--- SHORT TASK ---
Count how many lines in the data below contain the word "connecting", and reply with that number only.

--- EXCERPTED DATA ---
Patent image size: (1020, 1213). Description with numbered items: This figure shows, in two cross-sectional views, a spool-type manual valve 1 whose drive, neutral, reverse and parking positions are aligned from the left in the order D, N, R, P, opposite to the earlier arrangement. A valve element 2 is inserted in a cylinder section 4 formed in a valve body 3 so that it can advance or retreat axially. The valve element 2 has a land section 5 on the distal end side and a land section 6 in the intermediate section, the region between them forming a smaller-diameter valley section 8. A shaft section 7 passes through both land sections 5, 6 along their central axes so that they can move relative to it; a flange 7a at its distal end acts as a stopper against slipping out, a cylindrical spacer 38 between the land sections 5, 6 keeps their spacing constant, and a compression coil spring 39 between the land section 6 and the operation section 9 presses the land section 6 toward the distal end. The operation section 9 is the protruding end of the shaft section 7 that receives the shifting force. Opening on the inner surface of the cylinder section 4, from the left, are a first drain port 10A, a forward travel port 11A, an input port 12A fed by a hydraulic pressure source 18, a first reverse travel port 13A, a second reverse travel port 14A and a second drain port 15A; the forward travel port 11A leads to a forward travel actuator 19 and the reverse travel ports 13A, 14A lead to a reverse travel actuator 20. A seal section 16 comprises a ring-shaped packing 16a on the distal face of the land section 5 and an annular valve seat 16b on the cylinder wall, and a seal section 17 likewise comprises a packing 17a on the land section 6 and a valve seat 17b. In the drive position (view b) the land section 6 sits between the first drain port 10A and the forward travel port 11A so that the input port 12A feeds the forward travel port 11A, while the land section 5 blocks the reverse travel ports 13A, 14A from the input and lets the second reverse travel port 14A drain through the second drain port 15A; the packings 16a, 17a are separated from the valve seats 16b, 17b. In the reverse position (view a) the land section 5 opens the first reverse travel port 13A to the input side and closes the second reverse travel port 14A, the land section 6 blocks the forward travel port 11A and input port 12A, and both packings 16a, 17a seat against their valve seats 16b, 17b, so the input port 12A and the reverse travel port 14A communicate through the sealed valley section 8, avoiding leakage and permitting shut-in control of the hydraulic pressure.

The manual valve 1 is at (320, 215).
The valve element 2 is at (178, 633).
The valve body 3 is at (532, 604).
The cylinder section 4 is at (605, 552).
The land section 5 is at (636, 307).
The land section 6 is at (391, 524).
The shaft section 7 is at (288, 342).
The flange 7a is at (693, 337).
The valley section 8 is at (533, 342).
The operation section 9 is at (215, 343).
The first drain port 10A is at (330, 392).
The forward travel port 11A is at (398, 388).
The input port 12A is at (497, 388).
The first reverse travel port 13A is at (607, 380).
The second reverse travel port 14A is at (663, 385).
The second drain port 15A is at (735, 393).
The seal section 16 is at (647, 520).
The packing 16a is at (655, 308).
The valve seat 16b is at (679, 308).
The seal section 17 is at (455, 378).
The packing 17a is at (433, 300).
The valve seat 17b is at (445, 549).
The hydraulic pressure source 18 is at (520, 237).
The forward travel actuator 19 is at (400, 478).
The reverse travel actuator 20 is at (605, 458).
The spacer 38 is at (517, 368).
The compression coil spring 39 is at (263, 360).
* * *
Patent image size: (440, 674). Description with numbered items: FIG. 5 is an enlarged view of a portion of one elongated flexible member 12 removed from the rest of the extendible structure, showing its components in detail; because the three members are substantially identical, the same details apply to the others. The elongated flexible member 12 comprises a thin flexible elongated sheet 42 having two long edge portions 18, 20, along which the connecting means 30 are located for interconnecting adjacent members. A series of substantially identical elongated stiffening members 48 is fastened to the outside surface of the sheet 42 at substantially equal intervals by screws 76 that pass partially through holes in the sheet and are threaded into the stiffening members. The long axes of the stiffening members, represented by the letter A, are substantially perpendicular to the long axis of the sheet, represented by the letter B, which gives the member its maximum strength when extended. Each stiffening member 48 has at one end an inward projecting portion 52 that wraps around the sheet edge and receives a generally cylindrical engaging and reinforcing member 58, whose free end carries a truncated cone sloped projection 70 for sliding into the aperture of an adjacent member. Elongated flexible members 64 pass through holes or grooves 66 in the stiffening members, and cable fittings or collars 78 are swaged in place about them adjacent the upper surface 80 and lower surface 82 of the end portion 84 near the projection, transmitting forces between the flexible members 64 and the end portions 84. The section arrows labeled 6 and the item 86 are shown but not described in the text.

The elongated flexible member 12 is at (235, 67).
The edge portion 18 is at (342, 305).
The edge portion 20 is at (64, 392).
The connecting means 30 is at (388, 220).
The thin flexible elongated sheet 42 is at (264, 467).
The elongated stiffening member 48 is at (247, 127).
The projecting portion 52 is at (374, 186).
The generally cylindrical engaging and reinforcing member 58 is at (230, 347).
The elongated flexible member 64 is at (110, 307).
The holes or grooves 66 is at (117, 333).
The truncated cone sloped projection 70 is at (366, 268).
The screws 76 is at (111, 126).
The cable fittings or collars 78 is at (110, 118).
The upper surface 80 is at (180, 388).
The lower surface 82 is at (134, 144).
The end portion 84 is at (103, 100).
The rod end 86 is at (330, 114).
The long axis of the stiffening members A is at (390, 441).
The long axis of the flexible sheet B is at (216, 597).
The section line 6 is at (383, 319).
...
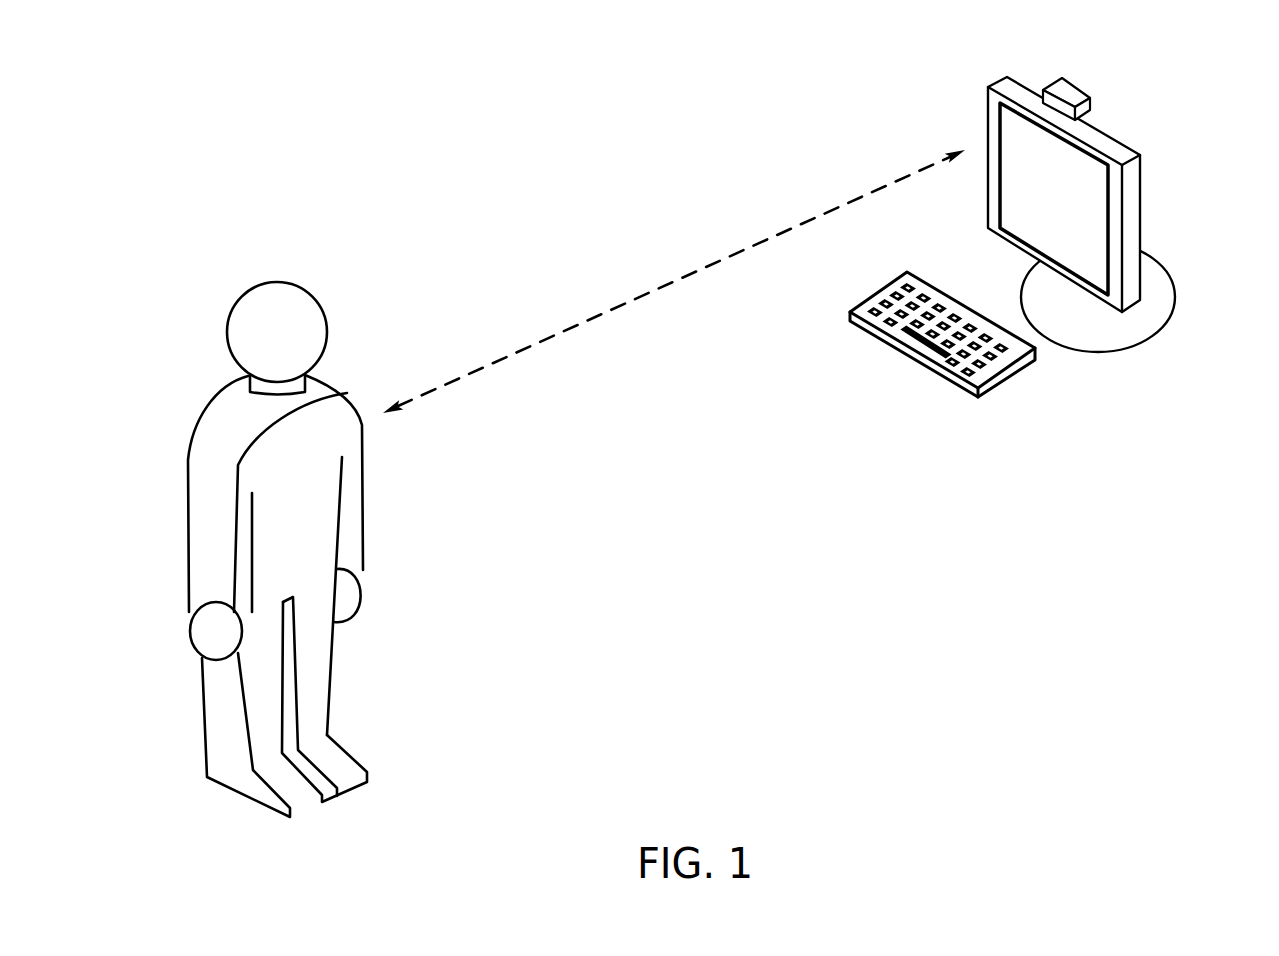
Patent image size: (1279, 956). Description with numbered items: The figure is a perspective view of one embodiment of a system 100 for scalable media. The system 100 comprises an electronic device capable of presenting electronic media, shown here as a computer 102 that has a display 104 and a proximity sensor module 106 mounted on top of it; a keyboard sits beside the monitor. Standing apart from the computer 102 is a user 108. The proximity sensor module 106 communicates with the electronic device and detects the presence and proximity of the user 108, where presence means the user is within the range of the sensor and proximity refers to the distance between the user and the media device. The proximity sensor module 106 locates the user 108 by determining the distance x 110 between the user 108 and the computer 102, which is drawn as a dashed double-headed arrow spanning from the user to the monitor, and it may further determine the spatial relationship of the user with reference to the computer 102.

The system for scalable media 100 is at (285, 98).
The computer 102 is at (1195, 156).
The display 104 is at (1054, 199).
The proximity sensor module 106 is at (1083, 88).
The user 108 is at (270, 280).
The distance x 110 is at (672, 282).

--- CORRECT OUTPUT ---
2